** start Provided data **

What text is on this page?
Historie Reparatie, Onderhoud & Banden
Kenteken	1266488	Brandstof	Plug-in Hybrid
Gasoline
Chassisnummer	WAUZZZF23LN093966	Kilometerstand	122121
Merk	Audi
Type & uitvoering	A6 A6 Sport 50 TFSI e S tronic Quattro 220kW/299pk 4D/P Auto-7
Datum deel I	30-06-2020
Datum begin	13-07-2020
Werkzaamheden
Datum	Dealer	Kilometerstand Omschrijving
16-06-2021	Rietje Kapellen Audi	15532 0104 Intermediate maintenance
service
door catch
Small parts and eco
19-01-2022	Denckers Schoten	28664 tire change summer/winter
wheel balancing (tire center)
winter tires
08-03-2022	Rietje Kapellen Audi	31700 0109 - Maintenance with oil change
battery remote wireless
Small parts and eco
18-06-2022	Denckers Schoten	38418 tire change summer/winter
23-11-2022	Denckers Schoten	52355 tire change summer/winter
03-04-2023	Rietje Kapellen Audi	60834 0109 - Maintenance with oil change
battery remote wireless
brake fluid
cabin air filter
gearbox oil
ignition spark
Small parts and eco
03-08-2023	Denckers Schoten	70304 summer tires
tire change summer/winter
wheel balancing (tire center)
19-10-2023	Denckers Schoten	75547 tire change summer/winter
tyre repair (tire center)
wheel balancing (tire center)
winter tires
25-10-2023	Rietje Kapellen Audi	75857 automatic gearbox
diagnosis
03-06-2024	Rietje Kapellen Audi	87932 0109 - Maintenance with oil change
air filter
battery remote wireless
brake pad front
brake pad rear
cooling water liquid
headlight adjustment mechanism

** end Provided data **

### Task instructions
Copy each line of the data above without altering a single character.

### Output
What text is on this page?
Historie Reparatie, Onderhoud & Banden
Kenteken	1266488	Brandstof	Plug-in Hybrid
Gasoline
Chassisnummer	WAUZZZF23LN093966	Kilometerstand	122121
Merk	Audi
Type & uitvoering	A6 A6 Sport 50 TFSI e S tronic Quattro 220kW/299pk 4D/P Auto-7
Datum deel I	30-06-2020
Datum begin	13-07-2020
Werkzaamheden
Datum	Dealer	Kilometerstand Omschrijving
16-06-2021	Rietje Kapellen Audi	15532 0104 Intermediate maintenance
service
door catch
Small parts and eco
19-01-2022	Denckers Schoten	28664 tire change summer/winter
wheel balancing (tire center)
winter tires
08-03-2022	Rietje Kapellen Audi	31700 0109 - Maintenance with oil change
battery remote wireless
Small parts and eco
18-06-2022	Denckers Schoten	38418 tire change summer/winter
23-11-2022	Denckers Schoten	52355 tire change summer/winter
03-04-2023	Rietje Kapellen Audi	60834 0109 - Maintenance with oil change
battery remote wireless
brake fluid
cabin air filter
gearbox oil
ignition spark
Small parts and eco
03-08-2023	Denckers Schoten	70304 summer tires
tire change summer/winter
wheel balancing (tire center)
19-10-2023	Denckers Schoten	75547 tire change summer/winter
tyre repair (tire center)
wheel balancing (tire center)
winter tires
25-10-2023	Rietje Kapellen Audi	75857 automatic gearbox
diagnosis
03-06-2024	Rietje Kapellen Audi	87932 0109 - Maintenance with oil change
air filter
battery remote wireless
brake pad front
brake pad rear
cooling water liquid
headlight adjustment mechanism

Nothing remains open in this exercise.